==== Material supplied ====

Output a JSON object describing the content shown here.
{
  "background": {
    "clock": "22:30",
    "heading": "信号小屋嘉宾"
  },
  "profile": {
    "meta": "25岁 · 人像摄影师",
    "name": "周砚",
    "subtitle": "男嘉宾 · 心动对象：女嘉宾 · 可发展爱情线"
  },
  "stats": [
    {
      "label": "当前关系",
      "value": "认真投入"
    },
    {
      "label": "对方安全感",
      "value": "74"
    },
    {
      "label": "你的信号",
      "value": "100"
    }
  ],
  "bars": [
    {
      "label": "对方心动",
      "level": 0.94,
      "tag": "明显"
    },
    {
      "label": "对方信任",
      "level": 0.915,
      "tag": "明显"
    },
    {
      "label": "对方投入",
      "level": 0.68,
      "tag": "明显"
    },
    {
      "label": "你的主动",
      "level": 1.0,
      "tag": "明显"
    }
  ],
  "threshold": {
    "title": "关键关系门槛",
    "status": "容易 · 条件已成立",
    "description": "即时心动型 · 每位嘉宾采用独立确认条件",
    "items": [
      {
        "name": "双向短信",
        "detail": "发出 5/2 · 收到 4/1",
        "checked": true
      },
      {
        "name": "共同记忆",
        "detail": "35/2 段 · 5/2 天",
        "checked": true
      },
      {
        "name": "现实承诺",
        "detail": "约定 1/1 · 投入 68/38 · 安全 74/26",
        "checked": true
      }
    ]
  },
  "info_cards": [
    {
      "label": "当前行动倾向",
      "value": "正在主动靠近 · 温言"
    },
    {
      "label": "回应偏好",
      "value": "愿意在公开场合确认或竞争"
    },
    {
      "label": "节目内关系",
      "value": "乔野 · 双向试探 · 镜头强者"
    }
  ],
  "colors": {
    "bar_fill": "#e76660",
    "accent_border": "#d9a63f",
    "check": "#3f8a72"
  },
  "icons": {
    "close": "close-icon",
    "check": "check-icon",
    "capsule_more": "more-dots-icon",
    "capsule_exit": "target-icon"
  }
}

====

Look over the records above and copy each line that includes the string "label".

      "label": "当前关系",
      "label": "对方安全感",
      "label": "你的信号",
      "label": "对方心动",
      "label": "对方信任",
      "label": "对方投入",
      "label": "你的主动",
      "label": "当前行动倾向",
      "label": "回应偏好",
      "label": "节目内关系",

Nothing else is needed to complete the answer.